- MATERIAL FOR THIS EXERCISE
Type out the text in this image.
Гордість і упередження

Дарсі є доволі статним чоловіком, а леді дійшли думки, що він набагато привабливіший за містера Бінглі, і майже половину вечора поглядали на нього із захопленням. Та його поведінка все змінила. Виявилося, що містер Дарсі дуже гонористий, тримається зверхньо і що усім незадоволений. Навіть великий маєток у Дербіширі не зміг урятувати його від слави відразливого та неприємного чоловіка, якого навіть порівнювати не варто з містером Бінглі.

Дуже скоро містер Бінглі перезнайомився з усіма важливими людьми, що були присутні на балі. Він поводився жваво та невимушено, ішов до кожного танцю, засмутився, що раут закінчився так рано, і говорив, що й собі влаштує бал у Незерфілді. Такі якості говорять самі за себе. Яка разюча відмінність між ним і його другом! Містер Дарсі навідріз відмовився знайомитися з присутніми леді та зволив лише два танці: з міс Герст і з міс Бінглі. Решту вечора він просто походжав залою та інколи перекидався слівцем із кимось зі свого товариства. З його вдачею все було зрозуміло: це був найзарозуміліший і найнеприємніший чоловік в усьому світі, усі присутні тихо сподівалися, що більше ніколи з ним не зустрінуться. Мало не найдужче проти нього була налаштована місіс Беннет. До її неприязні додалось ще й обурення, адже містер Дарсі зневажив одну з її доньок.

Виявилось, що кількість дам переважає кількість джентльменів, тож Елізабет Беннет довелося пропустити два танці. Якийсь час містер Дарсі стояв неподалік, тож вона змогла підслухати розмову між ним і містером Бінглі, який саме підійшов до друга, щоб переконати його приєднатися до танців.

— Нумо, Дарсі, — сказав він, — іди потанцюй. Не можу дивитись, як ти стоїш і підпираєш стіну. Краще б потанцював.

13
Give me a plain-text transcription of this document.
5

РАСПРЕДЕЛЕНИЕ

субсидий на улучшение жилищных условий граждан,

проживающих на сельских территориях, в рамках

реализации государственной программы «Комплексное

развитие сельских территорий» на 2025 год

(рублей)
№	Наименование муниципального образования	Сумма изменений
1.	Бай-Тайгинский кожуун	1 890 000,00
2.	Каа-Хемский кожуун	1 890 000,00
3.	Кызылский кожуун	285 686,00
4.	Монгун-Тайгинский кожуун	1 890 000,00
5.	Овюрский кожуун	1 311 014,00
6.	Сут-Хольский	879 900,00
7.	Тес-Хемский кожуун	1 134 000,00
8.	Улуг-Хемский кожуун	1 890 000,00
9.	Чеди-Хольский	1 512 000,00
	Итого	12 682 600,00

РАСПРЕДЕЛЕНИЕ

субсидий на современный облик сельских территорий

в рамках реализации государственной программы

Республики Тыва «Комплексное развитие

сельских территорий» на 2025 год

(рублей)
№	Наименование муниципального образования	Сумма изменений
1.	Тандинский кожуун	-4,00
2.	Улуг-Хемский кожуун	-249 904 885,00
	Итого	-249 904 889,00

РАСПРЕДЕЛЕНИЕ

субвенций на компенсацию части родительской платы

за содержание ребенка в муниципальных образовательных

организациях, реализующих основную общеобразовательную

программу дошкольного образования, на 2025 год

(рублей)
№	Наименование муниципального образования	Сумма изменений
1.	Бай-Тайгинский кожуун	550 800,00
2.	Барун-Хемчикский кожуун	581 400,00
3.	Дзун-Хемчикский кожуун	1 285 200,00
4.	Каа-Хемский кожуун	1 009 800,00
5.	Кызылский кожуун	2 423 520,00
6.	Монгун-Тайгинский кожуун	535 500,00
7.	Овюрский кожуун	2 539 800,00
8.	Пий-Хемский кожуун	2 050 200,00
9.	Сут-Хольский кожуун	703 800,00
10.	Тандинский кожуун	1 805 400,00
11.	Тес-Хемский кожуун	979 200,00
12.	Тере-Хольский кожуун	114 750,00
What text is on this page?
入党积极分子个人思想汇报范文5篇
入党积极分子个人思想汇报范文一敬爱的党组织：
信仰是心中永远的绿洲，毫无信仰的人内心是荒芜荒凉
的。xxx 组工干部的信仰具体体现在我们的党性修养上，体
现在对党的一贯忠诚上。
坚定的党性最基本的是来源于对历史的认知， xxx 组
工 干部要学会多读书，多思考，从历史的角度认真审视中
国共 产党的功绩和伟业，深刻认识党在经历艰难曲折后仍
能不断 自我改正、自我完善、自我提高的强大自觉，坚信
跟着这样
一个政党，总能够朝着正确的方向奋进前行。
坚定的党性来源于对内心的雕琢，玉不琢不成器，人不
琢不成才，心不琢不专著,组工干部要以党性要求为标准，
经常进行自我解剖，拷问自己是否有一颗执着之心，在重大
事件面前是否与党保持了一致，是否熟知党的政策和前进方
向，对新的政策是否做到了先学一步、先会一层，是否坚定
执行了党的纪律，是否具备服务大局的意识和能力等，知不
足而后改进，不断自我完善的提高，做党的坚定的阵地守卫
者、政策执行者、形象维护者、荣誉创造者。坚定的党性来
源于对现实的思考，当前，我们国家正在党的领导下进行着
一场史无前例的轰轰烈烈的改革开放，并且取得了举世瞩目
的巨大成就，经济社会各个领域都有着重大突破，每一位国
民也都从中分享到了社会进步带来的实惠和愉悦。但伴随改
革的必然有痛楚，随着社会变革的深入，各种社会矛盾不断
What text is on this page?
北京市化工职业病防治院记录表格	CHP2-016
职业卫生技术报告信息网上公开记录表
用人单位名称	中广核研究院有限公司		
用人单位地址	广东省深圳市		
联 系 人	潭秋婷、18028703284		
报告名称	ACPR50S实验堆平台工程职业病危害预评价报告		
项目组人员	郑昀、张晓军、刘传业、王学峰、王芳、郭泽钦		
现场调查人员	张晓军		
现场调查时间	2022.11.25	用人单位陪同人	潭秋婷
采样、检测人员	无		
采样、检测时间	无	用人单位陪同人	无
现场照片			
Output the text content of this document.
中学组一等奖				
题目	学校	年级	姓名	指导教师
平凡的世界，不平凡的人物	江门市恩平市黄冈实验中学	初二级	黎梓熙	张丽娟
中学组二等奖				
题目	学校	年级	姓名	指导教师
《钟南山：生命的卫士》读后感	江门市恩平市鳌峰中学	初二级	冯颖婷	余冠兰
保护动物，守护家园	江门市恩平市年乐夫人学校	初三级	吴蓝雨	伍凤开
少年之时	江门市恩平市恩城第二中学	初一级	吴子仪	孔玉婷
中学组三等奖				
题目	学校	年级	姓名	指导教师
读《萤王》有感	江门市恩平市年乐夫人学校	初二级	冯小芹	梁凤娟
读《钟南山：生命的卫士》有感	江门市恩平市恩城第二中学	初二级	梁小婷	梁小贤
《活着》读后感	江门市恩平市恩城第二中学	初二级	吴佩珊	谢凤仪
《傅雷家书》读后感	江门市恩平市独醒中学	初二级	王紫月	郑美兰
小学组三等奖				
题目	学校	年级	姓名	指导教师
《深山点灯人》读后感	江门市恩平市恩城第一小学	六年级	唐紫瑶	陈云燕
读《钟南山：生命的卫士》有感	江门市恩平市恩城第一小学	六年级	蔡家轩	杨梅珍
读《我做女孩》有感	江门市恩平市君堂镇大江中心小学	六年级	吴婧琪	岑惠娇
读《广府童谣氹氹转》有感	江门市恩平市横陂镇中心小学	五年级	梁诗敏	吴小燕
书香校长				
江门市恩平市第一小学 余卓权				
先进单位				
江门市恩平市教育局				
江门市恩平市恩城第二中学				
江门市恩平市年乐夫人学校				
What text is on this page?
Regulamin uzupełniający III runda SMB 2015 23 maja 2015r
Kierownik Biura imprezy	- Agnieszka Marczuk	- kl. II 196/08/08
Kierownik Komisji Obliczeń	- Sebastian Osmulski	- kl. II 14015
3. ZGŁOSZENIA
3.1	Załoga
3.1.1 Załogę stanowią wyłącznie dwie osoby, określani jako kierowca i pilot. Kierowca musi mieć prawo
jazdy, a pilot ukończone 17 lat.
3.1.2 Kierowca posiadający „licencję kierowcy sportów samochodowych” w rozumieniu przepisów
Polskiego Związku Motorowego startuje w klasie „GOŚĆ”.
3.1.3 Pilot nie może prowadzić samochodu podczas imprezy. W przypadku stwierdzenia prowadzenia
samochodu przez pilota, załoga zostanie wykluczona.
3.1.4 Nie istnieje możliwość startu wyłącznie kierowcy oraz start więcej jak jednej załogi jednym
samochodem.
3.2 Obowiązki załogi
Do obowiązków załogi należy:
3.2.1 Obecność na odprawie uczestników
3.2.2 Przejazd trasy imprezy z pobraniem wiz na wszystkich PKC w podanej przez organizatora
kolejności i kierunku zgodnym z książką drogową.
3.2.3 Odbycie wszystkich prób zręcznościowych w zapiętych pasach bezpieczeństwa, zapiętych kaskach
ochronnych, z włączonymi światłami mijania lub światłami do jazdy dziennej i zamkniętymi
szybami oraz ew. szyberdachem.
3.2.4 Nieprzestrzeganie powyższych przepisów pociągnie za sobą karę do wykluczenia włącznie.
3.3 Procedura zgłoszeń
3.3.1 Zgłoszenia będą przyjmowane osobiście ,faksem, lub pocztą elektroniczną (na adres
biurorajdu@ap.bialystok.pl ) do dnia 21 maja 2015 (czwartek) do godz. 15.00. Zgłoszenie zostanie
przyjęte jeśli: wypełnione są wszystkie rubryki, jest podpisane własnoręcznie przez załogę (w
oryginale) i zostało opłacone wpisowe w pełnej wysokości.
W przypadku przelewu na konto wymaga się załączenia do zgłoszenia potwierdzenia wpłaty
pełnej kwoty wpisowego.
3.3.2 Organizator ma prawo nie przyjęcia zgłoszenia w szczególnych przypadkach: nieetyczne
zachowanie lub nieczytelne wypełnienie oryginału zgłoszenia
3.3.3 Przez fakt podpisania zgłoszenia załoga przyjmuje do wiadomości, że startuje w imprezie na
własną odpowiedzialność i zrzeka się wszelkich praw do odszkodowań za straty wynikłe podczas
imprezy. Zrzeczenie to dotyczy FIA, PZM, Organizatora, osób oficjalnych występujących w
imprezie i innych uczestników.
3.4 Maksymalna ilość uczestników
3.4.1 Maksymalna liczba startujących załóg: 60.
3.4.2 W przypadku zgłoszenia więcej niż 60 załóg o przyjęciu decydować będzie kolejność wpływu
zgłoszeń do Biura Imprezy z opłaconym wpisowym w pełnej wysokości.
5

- SET PROBLEM
Copy out each line of the material that holds the word "document".

- FINISHED ANSWER
Give me a plain-text transcription of this document.
Output the text content of this document.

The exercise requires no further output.